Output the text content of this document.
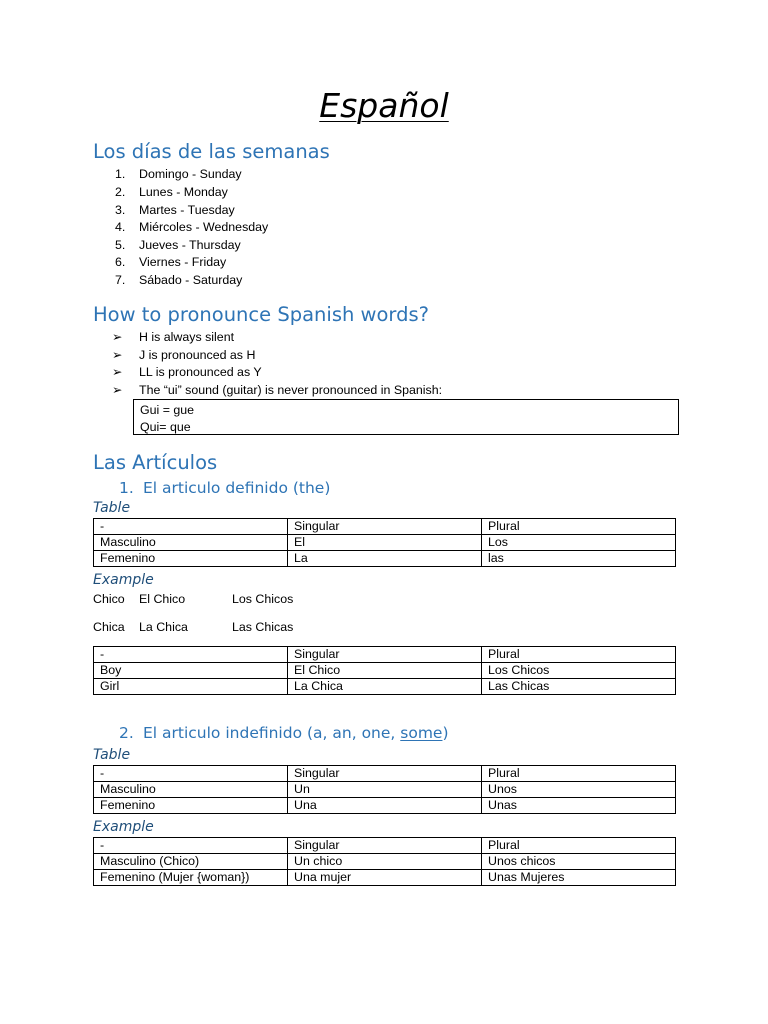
Español
Los días de las semanas
1. Domingo - Sunday
2. Lunes - Monday
3. Martes - Tuesday
4. Miércoles - Wednesday
5. Jueves - Thursday
6. Viernes - Friday
7. Sábado - Saturday
How to pronounce Spanish words?
➢ H is always silent
➢ J is pronounced as H
➢ LL is pronounced as Y
➢ The “ui” sound (guitar) is never pronounced in Spanish:
Gui = gue
Qui= que
Las Artículos
1. El articulo definido (the)
Table
-	Singular	Plural
Masculino	El	Los
Femenino	La	las
Example
Chico El Chico	Los Chicos
Chica La Chica	Las Chicas
-	Singular	Plural
Boy	El Chico	Los Chicos
Girl	La Chica	Las Chicas
2. El articulo indefinido (a, an, one, some)
Table
-	Singular	Plural
Masculino	Un	Unos
Femenino	Una	Unas
Example
-	Singular	Plural
Masculino (Chico)	Un chico	Unos chicos
Femenino (Mujer {woman})	Una mujer	Unas Mujeres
-=-=-=-=-
Task to complete:
From the records given above, reproduce all text exactly and exclude each picture.

Solution to this exercise:
Output the text content of this document.
Español
Los días de las semanas
1. Domingo - Sunday
2. Lunes - Monday
3. Martes - Tuesday
4. Miércoles - Wednesday
5. Jueves - Thursday
6. Viernes - Friday
7. Sábado - Saturday
How to pronounce Spanish words?
➢ H is always silent
➢ J is pronounced as H
➢ LL is pronounced as Y
➢ The “ui” sound (guitar) is never pronounced in Spanish:
Gui = gue
Qui= que
Las Artículos
1. El articulo definido (the)
Table
-	Singular	Plural
Masculino	El	Los
Femenino	La	las
Example
Chico El Chico	Los Chicos
Chica La Chica	Las Chicas
-	Singular	Plural
Boy	El Chico	Los Chicos
Girl	La Chica	Las Chicas
2. El articulo indefinido (a, an, one, some)
Table
-	Singular	Plural
Masculino	Un	Unos
Femenino	Una	Unas
Example
-	Singular	Plural
Masculino (Chico)	Un chico	Unos chicos
Femenino (Mujer {woman})	Una mujer	Unas Mujeres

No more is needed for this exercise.